REQUEST: Repeat every record below exactly as written.
+ + + + + + +
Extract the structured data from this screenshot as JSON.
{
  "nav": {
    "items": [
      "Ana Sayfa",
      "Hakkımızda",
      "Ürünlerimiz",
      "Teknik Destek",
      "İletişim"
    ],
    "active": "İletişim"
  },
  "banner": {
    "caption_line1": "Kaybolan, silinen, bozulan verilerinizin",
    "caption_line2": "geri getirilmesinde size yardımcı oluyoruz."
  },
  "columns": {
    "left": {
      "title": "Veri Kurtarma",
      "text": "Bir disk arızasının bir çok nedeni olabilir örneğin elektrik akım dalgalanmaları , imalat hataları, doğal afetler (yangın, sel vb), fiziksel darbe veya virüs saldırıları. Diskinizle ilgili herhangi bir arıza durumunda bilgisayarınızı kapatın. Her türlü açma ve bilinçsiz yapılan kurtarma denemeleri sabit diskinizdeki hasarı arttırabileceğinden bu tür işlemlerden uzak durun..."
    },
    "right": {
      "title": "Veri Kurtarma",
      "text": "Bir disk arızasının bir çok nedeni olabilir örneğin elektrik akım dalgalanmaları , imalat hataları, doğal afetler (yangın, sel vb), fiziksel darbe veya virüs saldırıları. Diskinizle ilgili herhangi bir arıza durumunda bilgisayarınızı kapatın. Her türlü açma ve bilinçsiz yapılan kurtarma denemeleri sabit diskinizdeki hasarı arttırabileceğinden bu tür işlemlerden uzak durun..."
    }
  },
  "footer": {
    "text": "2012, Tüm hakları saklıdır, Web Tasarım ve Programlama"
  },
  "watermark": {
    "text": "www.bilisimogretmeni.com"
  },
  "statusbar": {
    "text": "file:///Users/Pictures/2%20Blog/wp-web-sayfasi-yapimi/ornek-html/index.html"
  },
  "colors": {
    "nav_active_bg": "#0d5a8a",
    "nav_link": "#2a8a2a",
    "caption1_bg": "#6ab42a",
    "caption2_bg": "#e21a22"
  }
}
+ + + + + + +
FINISHED ANSWER:
Extract the structured data from this screenshot as JSON.
{
  "nav": {
    "items": [
      "Ana Sayfa",
      "Hakkımızda",
      "Ürünlerimiz",
      "Teknik Destek",
      "İletişim"
    ],
    "active": "İletişim"
  },
  "banner": {
    "caption_line1": "Kaybolan, silinen, bozulan verilerinizin",
    "caption_line2": "geri getirilmesinde size yardımcı oluyoruz."
  },
  "columns": {
    "left": {
      "title": "Veri Kurtarma",
      "text": "Bir disk arızasının bir çok nedeni olabilir örneğin elektrik akım dalgalanmaları , imalat hataları, doğal afetler (yangın, sel vb), fiziksel darbe veya virüs saldırıları. Diskinizle ilgili herhangi bir arıza durumunda bilgisayarınızı kapatın. Her türlü açma ve bilinçsiz yapılan kurtarma denemeleri sabit diskinizdeki hasarı arttırabileceğinden bu tür işlemlerden uzak durun..."
    },
    "right": {
      "title": "Veri Kurtarma",
      "text": "Bir disk arızasının bir çok nedeni olabilir örneğin elektrik akım dalgalanmaları , imalat hataları, doğal afetler (yangın, sel vb), fiziksel darbe veya virüs saldırıları. Diskinizle ilgili herhangi bir arıza durumunda bilgisayarınızı kapatın. Her türlü açma ve bilinçsiz yapılan kurtarma denemeleri sabit diskinizdeki hasarı arttırabileceğinden bu tür işlemlerden uzak durun..."
    }
  },
  "footer": {
    "text": "2012, Tüm hakları saklıdır, Web Tasarım ve Programlama"
  },
  "watermark": {
    "text": "www.bilisimogretmeni.com"
  },
  "statusbar": {
    "text": "file:///Users/Pictures/2%20Blog/wp-web-sayfasi-yapimi/ornek-html/index.html"
  },
  "colors": {
    "nav_active_bg": "#0d5a8a",
    "nav_link": "#2a8a2a",
    "caption1_bg": "#6ab42a",
    "caption2_bg": "#e21a22"
  }
}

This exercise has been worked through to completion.